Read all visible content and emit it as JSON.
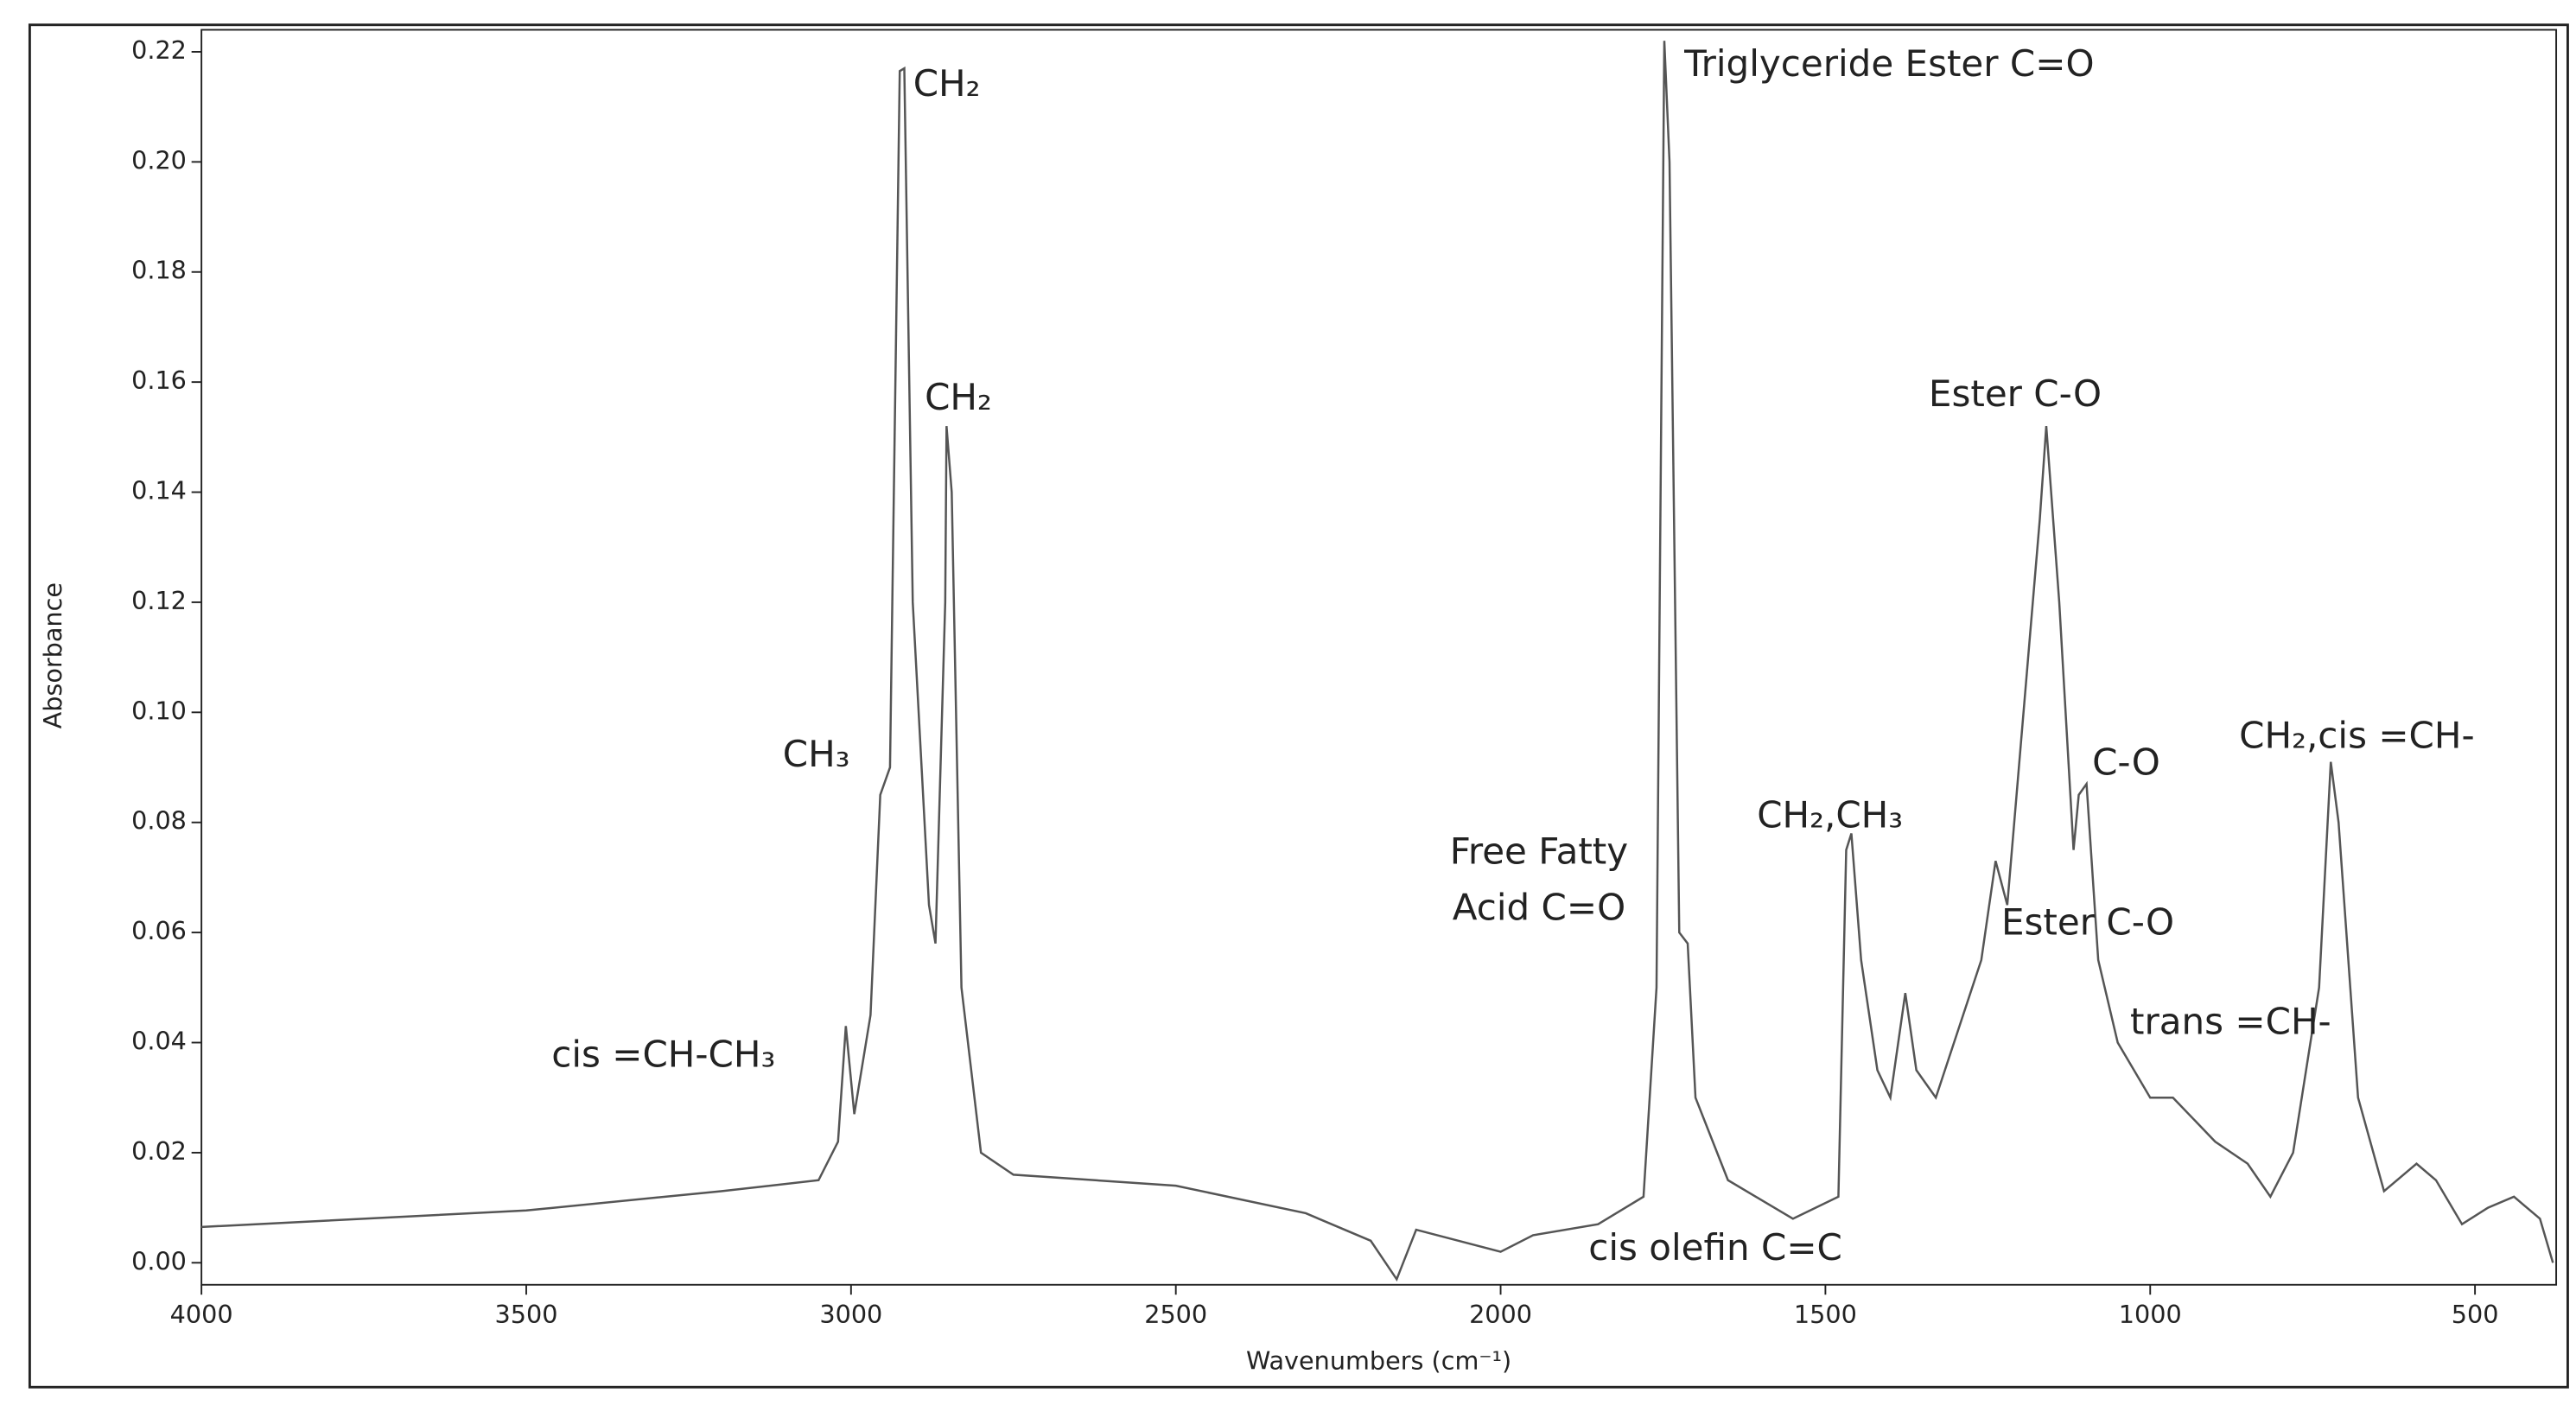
{
  "chart_data": {
    "type": "line",
    "x_label": "Wavenumbers (cm⁻¹)",
    "y_label": "Absorbance",
    "xlim": [
      4000,
      375
    ],
    "ylim": [
      -0.004,
      0.224
    ],
    "xticks": [
      4000,
      3500,
      3000,
      2500,
      2000,
      1500,
      1000,
      500
    ],
    "yticks": [
      {
        "value": 0,
        "label": "0.00"
      },
      0.02,
      0.04,
      0.06,
      0.08,
      {
        "value": 0.1,
        "label": "0.10"
      },
      0.12,
      0.14,
      0.16,
      0.18,
      {
        "value": 0.2,
        "label": "0.20"
      },
      0.22
    ],
    "color": "#555555",
    "x": [
      4000,
      3500,
      3200,
      3050,
      3020,
      3008,
      2995,
      2970,
      2955,
      2940,
      2925,
      2918,
      2905,
      2880,
      2870,
      2855,
      2853,
      2845,
      2830,
      2800,
      2750,
      2500,
      2300,
      2200,
      2160,
      2130,
      2000,
      1950,
      1850,
      1780,
      1760,
      1748,
      1740,
      1725,
      1712,
      1700,
      1650,
      1550,
      1480,
      1468,
      1460,
      1445,
      1420,
      1400,
      1377,
      1360,
      1330,
      1260,
      1238,
      1220,
      1170,
      1160,
      1140,
      1118,
      1110,
      1098,
      1080,
      1050,
      1000,
      965,
      900,
      850,
      815,
      780,
      740,
      722,
      710,
      680,
      640,
      590,
      560,
      520,
      480,
      440,
      400,
      380
    ],
    "values": [
      0.0065,
      0.0095,
      0.013,
      0.015,
      0.022,
      0.043,
      0.027,
      0.045,
      0.085,
      0.09,
      0.2165,
      0.217,
      0.12,
      0.065,
      0.058,
      0.12,
      0.152,
      0.14,
      0.05,
      0.02,
      0.016,
      0.014,
      0.009,
      0.004,
      -0.003,
      0.006,
      0.002,
      0.005,
      0.007,
      0.012,
      0.05,
      0.222,
      0.2,
      0.06,
      0.058,
      0.03,
      0.015,
      0.008,
      0.012,
      0.075,
      0.078,
      0.055,
      0.035,
      0.03,
      0.049,
      0.035,
      0.03,
      0.055,
      0.073,
      0.065,
      0.135,
      0.152,
      0.12,
      0.075,
      0.085,
      0.087,
      0.055,
      0.04,
      0.03,
      0.03,
      0.022,
      0.018,
      0.012,
      0.02,
      0.05,
      0.091,
      0.08,
      0.03,
      0.013,
      0.018,
      0.015,
      0.007,
      0.01,
      0.012,
      0.008,
      0.0
    ],
    "annotations": [
      "CH₂",
      "CH₂",
      "CH₃",
      "cis =CH-CH₃",
      "Triglyceride Ester C=O",
      "Free Fatty",
      "Acid C=O",
      "cis olefin C=C",
      "CH₂,CH₃",
      "Ester C-O",
      "Ester C-O",
      "C-O",
      "trans =CH-",
      "CH₂,cis =CH-"
    ]
  }
}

***

▸ Instructions for the task
Transcribe all the data word for word; the images stay out.

▸ Solution below
Read all visible content and emit it as JSON.
{
  "chart_data": {
    "type": "line",
    "x_label": "Wavenumbers (cm⁻¹)",
    "y_label": "Absorbance",
    "xlim": [
      4000,
      375
    ],
    "ylim": [
      -0.004,
      0.224
    ],
    "xticks": [
      4000,
      3500,
      3000,
      2500,
      2000,
      1500,
      1000,
      500
    ],
    "yticks": [
      {
        "value": 0,
        "label": "0.00"
      },
      0.02,
      0.04,
      0.06,
      0.08,
      {
        "value": 0.1,
        "label": "0.10"
      },
      0.12,
      0.14,
      0.16,
      0.18,
      {
        "value": 0.2,
        "label": "0.20"
      },
      0.22
    ],
    "color": "#555555",
    "x": [
      4000,
      3500,
      3200,
      3050,
      3020,
      3008,
      2995,
      2970,
      2955,
      2940,
      2925,
      2918,
      2905,
      2880,
      2870,
      2855,
      2853,
      2845,
      2830,
      2800,
      2750,
      2500,
      2300,
      2200,
      2160,
      2130,
      2000,
      1950,
      1850,
      1780,
      1760,
      1748,
      1740,
      1725,
      1712,
      1700,
      1650,
      1550,
      1480,
      1468,
      1460,
      1445,
      1420,
      1400,
      1377,
      1360,
      1330,
      1260,
      1238,
      1220,
      1170,
      1160,
      1140,
      1118,
      1110,
      1098,
      1080,
      1050,
      1000,
      965,
      900,
      850,
      815,
      780,
      740,
      722,
      710,
      680,
      640,
      590,
      560,
      520,
      480,
      440,
      400,
      380
    ],
    "values": [
      0.0065,
      0.0095,
      0.013,
      0.015,
      0.022,
      0.043,
      0.027,
      0.045,
      0.085,
      0.09,
      0.2165,
      0.217,
      0.12,
      0.065,
      0.058,
      0.12,
      0.152,
      0.14,
      0.05,
      0.02,
      0.016,
      0.014,
      0.009,
      0.004,
      -0.003,
      0.006,
      0.002,
      0.005,
      0.007,
      0.012,
      0.05,
      0.222,
      0.2,
      0.06,
      0.058,
      0.03,
      0.015,
      0.008,
      0.012,
      0.075,
      0.078,
      0.055,
      0.035,
      0.03,
      0.049,
      0.035,
      0.03,
      0.055,
      0.073,
      0.065,
      0.135,
      0.152,
      0.12,
      0.075,
      0.085,
      0.087,
      0.055,
      0.04,
      0.03,
      0.03,
      0.022,
      0.018,
      0.012,
      0.02,
      0.05,
      0.091,
      0.08,
      0.03,
      0.013,
      0.018,
      0.015,
      0.007,
      0.01,
      0.012,
      0.008,
      0.0
    ],
    "annotations": [
      "CH₂",
      "CH₂",
      "CH₃",
      "cis =CH-CH₃",
      "Triglyceride Ester C=O",
      "Free Fatty",
      "Acid C=O",
      "cis olefin C=C",
      "CH₂,CH₃",
      "Ester C-O",
      "Ester C-O",
      "C-O",
      "trans =CH-",
      "CH₂,cis =CH-"
    ]
  }
}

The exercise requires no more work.